───── EXTRACT TO READ

Adults may not get it, but many kids are perfectly willing to accept the hazy Pokemon eco-martial mythology. Here’s an actual conversation between a parent who wants to understand the Pokemon craze and her child.
Parent: So, where do the Pokemon live?
Child: They’re all around us. And they live in the rain forests, in the fields.
Parent: Well, if you happened to stumble upon one of them, what would you do?
Child: You leave it alone and be in awe of its powers.
Parent: Why do you catch them?
Child: Oh, you just catch them to have them.
Parent: Do they eat?
Child: No, they don’t need to eat. They just have powers.
Insufficient memory
Girls as well as boys find Pokemon contagious, as evidenced by a recent trip to Toys ‘R’ Us in Pittsburg. Seven-year-old Amanda Reggi plans to buy the virtual pet Pikachu (the popular yellow creature who looks like a hamster-rabbit crossbreed) for her obsessed girlfriend. While the Albany resident shyly admits to watching it a couple of days a week, her mother Diana Reggi exposes the truth.
“A couple of days?” she exclaims, amused. “She likes watching it much more, every day for a couple of months.”
Despite watching the relentlessly cute characters every day with her 6-year-old brother Andrew, she says she’s not interested in memorizing 150 characters.
Fan Justin Lim of El Cerrito caught Pokemon fever when friends gave him a poster depicting all 150 monsters and trading cards.
Now Justin, 8, can name quite a few monsters and their order. While browsing through “A Bug’s Life” merchandise, he mentioned 17 monsters off the top of his head, but had a tougher time with an impromptu quiz on state names. He paused after California and New York, until his father, James Lim, urged, “Think of all the football games you watch.”
“Arizona, Miami San Francisco ” After given a reprieve, Justin went back to the shelves.
James Lim wasn’t aware of Pokemon’s existence until his son’s recent birthday party, where the boy received a bounty of Pokemon paraphernalia.
He recently took Justin in search of trading cards in Asian enclaves such as San Francisco’s Japantown and Richmond’s Pacific East Mall.
Initially, Lim balked at the price: $5 for just 10 trading cards.
“Why is it so expensive?” he asked rhetorically before promptly answering his own question.
“I guess it’s a craze.”
Here and gone
The demand has been fueled by Pokemon’s piecemeal distribution. It’s probably the top-selling video game at the Toys ‘R’ Us Pittsburg store, said employee Sherrie Blaine.

──────────
───── DATA EXTRACTS

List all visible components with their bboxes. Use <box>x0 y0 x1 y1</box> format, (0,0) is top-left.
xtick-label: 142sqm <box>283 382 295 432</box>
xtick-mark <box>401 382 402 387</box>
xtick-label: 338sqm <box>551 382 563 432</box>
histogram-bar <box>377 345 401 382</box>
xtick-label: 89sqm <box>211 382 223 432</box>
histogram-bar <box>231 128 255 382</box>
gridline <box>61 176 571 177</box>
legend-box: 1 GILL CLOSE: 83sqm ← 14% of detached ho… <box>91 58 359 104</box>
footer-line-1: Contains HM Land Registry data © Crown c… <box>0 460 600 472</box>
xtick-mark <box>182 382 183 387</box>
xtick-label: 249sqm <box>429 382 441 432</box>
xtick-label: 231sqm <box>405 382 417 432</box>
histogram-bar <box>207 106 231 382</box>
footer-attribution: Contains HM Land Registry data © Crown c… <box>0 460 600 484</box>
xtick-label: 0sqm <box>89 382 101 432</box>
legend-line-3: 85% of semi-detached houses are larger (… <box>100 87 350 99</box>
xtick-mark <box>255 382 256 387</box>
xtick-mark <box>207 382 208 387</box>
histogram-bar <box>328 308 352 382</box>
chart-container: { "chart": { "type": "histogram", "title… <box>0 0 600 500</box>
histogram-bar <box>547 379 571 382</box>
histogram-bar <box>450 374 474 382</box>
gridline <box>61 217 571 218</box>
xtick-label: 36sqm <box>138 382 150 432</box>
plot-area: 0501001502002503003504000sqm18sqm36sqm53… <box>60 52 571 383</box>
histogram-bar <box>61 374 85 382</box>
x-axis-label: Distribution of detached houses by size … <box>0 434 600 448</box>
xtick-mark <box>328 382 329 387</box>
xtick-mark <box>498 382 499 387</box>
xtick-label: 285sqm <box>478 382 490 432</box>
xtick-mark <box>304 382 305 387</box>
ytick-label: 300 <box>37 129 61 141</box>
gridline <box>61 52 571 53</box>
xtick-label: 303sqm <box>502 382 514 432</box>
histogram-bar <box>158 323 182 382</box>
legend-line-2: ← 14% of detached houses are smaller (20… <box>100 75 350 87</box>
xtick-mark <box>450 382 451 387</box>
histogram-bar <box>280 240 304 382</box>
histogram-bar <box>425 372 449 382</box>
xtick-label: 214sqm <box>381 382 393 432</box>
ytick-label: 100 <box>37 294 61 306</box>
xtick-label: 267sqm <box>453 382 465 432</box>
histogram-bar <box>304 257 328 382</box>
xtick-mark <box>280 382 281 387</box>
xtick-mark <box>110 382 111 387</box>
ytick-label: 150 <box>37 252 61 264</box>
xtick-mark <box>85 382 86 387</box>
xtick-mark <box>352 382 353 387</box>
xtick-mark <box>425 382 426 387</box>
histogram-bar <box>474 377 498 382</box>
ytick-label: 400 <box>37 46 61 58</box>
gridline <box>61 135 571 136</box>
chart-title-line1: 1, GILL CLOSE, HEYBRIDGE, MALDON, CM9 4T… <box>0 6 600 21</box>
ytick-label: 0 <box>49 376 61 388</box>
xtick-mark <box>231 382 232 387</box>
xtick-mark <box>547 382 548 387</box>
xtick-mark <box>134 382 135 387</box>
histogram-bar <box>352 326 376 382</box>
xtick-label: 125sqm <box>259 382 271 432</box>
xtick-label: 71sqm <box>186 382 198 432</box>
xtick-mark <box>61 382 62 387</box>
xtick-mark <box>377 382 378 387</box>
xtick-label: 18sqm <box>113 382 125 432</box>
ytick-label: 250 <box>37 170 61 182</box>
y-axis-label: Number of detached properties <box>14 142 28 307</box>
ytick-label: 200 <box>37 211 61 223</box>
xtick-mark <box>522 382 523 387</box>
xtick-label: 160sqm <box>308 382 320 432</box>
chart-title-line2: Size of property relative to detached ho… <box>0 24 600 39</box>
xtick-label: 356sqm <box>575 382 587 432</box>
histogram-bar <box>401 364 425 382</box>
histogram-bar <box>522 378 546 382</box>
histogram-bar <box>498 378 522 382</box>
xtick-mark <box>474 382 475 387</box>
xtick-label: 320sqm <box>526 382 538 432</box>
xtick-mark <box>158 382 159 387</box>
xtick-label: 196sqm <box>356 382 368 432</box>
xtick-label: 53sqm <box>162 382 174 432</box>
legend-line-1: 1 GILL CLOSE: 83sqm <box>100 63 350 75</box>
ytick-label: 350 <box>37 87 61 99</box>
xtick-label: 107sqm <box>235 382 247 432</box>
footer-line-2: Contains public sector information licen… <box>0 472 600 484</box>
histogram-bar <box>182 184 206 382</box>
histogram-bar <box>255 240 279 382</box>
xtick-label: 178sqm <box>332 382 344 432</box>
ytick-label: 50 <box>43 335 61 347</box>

──────────

→ PROBLEM DESCRIPTION
In the Pokemon article, copy the text word for word from "Adults may not" up to and including "the Pokemon live?".

→ REPLY TO THE EXERCISE
Adults may not get it, but many kids are perfectly willing to accept the hazy Pokemon eco-martial mythology. Here’s an actual conversation between a parent who wants to understand the Pokemon craze and her child.
Parent: So, where do the Pokemon live?